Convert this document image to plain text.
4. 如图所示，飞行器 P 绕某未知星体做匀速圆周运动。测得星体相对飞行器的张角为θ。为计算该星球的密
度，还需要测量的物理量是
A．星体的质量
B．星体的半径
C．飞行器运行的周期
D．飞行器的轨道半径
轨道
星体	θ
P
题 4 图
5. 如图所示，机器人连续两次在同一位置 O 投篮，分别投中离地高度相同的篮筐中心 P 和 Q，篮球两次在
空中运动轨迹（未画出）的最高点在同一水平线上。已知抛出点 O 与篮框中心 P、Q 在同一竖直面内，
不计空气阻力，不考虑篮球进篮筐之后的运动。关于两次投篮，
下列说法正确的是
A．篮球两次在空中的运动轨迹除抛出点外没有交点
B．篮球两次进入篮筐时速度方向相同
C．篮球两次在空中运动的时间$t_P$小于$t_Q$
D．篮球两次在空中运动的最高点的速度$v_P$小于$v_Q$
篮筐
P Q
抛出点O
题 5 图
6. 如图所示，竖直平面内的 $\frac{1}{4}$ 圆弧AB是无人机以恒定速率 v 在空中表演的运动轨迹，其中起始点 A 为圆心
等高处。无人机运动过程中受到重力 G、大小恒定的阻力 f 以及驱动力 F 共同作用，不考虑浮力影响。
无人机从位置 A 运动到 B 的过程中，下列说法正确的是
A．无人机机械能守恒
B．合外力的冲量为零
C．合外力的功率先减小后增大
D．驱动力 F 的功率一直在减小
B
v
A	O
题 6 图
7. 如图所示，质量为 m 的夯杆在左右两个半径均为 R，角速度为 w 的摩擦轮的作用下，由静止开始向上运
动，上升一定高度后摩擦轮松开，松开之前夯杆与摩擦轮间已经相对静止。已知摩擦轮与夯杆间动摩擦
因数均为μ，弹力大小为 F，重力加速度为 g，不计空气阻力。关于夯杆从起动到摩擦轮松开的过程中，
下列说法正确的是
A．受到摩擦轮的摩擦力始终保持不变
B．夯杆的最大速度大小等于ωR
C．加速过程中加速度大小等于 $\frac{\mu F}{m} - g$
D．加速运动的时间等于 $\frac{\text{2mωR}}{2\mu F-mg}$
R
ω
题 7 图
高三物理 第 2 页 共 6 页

▶ _Exercise requirements_
The lines above should be duplicated exactly.

▶ _Exercise solution_
Convert this document image to plain text.
4. 如图所示，飞行器 P 绕某未知星体做匀速圆周运动。测得星体相对飞行器的张角为θ。为计算该星球的密
度，还需要测量的物理量是
A．星体的质量
B．星体的半径
C．飞行器运行的周期
D．飞行器的轨道半径
轨道
星体	θ
P
题 4 图
5. 如图所示，机器人连续两次在同一位置 O 投篮，分别投中离地高度相同的篮筐中心 P 和 Q，篮球两次在
空中运动轨迹（未画出）的最高点在同一水平线上。已知抛出点 O 与篮框中心 P、Q 在同一竖直面内，
不计空气阻力，不考虑篮球进篮筐之后的运动。关于两次投篮，
下列说法正确的是
A．篮球两次在空中的运动轨迹除抛出点外没有交点
B．篮球两次进入篮筐时速度方向相同
C．篮球两次在空中运动的时间$t_P$小于$t_Q$
D．篮球两次在空中运动的最高点的速度$v_P$小于$v_Q$
篮筐
P Q
抛出点O
题 5 图
6. 如图所示，竖直平面内的 $\frac{1}{4}$ 圆弧AB是无人机以恒定速率 v 在空中表演的运动轨迹，其中起始点 A 为圆心
等高处。无人机运动过程中受到重力 G、大小恒定的阻力 f 以及驱动力 F 共同作用，不考虑浮力影响。
无人机从位置 A 运动到 B 的过程中，下列说法正确的是
A．无人机机械能守恒
B．合外力的冲量为零
C．合外力的功率先减小后增大
D．驱动力 F 的功率一直在减小
B
v
A	O
题 6 图
7. 如图所示，质量为 m 的夯杆在左右两个半径均为 R，角速度为 w 的摩擦轮的作用下，由静止开始向上运
动，上升一定高度后摩擦轮松开，松开之前夯杆与摩擦轮间已经相对静止。已知摩擦轮与夯杆间动摩擦
因数均为μ，弹力大小为 F，重力加速度为 g，不计空气阻力。关于夯杆从起动到摩擦轮松开的过程中，
下列说法正确的是
A．受到摩擦轮的摩擦力始终保持不变
B．夯杆的最大速度大小等于ωR
C．加速过程中加速度大小等于 $\frac{\mu F}{m} - g$
D．加速运动的时间等于 $\frac{\text{2mωR}}{2\mu F-mg}$
R
ω
题 7 图
高三物理 第 2 页 共 6 页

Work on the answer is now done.